What the task asks
Copy out each line that includes the word "Leben".

Given data
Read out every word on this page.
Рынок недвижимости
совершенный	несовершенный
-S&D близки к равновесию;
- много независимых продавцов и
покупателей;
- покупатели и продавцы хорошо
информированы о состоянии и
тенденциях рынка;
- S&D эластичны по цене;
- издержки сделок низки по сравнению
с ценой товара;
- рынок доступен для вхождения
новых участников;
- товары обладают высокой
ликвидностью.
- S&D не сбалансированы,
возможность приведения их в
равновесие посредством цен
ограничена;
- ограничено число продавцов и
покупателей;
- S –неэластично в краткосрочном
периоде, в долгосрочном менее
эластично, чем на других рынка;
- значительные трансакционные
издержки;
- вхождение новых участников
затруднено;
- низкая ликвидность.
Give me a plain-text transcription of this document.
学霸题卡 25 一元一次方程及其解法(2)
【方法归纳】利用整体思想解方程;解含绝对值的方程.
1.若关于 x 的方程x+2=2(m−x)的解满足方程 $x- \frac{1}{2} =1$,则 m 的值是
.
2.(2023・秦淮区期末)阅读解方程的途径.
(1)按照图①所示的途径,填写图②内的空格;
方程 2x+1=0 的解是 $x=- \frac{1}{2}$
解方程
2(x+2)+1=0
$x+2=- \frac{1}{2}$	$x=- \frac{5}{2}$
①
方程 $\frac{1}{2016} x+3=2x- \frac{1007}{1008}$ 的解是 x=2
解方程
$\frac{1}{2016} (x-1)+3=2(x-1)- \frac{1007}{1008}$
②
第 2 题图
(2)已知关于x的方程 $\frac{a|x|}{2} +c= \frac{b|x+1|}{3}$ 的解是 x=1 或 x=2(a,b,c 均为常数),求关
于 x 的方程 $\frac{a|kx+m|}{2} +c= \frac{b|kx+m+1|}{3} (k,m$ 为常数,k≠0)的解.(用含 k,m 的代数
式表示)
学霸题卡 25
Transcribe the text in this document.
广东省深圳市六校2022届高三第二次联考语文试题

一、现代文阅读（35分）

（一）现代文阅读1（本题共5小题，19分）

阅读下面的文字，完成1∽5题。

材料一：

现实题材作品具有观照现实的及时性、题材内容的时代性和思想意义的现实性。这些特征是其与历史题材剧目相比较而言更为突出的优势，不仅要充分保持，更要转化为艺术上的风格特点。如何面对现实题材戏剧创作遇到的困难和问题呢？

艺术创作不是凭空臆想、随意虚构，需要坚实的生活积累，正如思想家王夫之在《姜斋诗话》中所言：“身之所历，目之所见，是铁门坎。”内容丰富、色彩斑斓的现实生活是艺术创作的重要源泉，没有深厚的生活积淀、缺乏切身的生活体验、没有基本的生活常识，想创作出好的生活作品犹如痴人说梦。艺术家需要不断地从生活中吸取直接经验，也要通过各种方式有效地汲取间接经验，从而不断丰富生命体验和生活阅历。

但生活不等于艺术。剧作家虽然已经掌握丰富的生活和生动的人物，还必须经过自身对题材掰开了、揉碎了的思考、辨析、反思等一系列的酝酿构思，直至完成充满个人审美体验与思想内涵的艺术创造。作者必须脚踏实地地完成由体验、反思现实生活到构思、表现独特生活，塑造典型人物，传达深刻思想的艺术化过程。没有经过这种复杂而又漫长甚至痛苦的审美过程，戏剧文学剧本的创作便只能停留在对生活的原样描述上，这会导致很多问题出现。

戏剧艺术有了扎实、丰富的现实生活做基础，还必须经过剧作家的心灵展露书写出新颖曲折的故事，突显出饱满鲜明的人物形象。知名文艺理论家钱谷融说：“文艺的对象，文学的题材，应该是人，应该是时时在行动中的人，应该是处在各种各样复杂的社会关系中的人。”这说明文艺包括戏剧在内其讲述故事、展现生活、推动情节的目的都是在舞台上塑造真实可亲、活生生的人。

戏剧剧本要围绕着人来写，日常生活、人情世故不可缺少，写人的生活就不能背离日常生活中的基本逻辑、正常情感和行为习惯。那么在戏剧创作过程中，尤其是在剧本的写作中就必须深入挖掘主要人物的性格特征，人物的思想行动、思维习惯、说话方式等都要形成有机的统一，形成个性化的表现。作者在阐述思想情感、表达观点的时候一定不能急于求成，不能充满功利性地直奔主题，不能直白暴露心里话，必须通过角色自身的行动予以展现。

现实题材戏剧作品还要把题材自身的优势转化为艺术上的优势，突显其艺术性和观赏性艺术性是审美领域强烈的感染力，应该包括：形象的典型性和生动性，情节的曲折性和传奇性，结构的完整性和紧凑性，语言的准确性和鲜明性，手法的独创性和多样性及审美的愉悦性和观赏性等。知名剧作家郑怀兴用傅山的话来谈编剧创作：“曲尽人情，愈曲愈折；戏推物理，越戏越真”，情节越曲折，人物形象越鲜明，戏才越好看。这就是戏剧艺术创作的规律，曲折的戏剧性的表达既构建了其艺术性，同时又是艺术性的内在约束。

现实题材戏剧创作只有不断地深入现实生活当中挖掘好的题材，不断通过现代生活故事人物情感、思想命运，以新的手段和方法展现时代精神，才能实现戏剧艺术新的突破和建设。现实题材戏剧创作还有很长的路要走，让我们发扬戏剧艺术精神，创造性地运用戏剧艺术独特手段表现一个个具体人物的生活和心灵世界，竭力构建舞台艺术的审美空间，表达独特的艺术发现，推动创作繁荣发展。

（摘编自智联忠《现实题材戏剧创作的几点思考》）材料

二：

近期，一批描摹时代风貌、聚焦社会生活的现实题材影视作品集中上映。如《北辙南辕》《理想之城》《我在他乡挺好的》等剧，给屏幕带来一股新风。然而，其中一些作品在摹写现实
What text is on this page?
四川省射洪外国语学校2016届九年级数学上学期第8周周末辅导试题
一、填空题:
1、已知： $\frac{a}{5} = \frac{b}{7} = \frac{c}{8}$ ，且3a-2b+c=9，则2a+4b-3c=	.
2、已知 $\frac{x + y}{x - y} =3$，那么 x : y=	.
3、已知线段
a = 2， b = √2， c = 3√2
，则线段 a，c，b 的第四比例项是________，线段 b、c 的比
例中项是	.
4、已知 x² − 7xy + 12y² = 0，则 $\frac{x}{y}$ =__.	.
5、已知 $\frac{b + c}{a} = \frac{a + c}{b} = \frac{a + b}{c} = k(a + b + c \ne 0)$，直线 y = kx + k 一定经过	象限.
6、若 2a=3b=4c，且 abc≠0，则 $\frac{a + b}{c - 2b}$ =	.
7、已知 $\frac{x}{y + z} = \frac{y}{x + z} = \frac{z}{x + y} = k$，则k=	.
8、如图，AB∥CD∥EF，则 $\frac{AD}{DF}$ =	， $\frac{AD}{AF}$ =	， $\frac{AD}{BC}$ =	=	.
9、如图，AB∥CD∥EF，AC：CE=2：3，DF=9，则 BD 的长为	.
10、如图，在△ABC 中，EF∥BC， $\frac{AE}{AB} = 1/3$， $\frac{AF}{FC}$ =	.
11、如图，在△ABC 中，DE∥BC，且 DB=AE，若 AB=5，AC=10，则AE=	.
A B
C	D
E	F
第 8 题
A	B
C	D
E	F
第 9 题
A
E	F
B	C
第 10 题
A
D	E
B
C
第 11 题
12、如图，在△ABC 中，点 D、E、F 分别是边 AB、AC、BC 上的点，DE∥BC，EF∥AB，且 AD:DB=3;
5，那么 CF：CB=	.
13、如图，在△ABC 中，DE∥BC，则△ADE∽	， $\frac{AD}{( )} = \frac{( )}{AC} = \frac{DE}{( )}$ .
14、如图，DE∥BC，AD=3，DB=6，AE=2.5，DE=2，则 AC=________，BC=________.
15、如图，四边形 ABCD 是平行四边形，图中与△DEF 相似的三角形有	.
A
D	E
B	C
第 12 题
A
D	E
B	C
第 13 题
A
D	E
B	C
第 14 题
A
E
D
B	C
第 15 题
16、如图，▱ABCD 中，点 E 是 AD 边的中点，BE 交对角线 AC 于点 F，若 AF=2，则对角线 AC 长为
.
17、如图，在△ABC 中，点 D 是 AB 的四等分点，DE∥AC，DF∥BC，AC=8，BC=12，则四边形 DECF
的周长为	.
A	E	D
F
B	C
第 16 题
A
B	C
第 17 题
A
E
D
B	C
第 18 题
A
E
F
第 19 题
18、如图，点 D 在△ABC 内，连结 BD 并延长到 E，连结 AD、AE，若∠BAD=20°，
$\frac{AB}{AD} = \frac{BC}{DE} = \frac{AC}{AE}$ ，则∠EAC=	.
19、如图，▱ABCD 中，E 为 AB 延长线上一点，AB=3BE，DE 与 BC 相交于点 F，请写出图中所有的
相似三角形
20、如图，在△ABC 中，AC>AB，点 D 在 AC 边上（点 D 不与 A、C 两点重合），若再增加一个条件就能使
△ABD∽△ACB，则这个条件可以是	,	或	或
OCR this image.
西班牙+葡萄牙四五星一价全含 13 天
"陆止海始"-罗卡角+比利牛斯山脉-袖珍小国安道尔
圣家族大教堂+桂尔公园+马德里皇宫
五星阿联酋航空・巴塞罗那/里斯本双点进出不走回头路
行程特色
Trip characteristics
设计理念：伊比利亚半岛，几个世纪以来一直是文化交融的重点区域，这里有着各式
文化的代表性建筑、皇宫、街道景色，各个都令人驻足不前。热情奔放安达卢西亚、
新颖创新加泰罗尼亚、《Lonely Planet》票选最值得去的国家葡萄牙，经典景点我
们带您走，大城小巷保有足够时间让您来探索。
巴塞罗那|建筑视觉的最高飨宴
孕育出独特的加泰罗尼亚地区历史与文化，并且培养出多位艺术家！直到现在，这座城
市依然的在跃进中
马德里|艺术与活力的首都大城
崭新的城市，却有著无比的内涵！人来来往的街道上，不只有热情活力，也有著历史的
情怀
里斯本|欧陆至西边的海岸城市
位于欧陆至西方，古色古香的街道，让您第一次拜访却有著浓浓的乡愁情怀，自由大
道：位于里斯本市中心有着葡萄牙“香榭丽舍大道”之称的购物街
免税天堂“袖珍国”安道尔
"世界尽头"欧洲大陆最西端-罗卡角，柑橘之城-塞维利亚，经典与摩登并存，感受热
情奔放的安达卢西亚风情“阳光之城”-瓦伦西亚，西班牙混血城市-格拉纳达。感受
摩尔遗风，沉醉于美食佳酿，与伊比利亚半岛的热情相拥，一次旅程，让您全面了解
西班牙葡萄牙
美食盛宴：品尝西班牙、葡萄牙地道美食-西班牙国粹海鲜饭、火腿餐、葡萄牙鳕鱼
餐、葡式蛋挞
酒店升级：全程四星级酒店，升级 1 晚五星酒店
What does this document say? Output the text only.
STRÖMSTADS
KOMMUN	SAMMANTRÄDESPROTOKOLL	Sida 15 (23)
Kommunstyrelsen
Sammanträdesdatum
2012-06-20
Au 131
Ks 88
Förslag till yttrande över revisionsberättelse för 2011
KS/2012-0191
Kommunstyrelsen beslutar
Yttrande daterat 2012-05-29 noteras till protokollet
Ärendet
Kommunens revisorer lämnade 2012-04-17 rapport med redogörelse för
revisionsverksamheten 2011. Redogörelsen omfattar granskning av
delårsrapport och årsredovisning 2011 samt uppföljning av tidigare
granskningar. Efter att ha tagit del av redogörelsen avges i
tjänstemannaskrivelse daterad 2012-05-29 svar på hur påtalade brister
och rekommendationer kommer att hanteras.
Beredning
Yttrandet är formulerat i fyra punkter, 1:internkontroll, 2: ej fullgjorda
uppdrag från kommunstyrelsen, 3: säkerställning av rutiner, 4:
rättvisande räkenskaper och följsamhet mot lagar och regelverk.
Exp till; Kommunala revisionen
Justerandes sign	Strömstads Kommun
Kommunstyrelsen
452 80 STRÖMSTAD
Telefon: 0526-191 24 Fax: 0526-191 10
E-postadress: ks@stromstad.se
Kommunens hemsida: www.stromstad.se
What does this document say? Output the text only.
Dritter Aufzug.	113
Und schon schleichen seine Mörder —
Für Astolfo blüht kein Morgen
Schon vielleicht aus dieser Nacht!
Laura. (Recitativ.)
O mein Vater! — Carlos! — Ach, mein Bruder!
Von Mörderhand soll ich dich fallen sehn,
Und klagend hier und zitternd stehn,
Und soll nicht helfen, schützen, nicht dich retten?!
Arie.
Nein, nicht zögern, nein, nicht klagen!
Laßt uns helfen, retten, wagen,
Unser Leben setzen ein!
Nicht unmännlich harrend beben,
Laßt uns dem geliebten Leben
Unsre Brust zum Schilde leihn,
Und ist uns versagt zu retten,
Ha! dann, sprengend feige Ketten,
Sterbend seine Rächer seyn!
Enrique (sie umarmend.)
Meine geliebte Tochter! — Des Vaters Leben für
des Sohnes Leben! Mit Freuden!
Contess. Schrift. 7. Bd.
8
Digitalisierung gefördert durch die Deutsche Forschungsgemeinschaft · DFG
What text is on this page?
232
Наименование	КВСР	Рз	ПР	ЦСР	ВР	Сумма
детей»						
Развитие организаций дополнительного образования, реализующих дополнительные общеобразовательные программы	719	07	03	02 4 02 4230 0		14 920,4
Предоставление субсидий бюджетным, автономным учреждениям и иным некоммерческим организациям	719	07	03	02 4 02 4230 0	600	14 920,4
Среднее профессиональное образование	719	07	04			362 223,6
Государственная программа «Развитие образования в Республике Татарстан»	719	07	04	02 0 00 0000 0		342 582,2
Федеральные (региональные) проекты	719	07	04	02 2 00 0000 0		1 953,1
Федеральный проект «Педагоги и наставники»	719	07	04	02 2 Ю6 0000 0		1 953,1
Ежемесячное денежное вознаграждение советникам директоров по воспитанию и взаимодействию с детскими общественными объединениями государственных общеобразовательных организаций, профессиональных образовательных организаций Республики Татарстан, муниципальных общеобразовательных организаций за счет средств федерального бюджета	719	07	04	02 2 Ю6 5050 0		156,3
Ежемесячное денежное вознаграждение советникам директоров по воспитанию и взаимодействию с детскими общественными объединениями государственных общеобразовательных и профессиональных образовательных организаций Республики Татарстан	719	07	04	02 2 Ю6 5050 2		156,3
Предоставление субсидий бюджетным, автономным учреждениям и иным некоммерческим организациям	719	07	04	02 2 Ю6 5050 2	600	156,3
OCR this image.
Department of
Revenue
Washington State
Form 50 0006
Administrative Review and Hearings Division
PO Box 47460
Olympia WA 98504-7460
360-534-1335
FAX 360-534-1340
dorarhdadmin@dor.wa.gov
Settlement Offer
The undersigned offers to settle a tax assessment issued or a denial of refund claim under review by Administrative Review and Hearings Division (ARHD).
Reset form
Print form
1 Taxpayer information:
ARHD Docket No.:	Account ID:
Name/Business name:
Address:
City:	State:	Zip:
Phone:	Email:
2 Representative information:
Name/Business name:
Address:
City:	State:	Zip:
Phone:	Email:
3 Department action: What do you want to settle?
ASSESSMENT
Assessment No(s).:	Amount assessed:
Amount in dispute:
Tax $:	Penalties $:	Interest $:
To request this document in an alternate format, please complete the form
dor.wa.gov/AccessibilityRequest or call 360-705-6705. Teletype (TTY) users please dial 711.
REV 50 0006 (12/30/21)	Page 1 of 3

Task output
Unser Leben setzen ein!
Laßt uns dem geliebten Leben
Meine geliebte Tochter! — Des Vaters Leben für
des Sohnes Leben! Mit Freuden!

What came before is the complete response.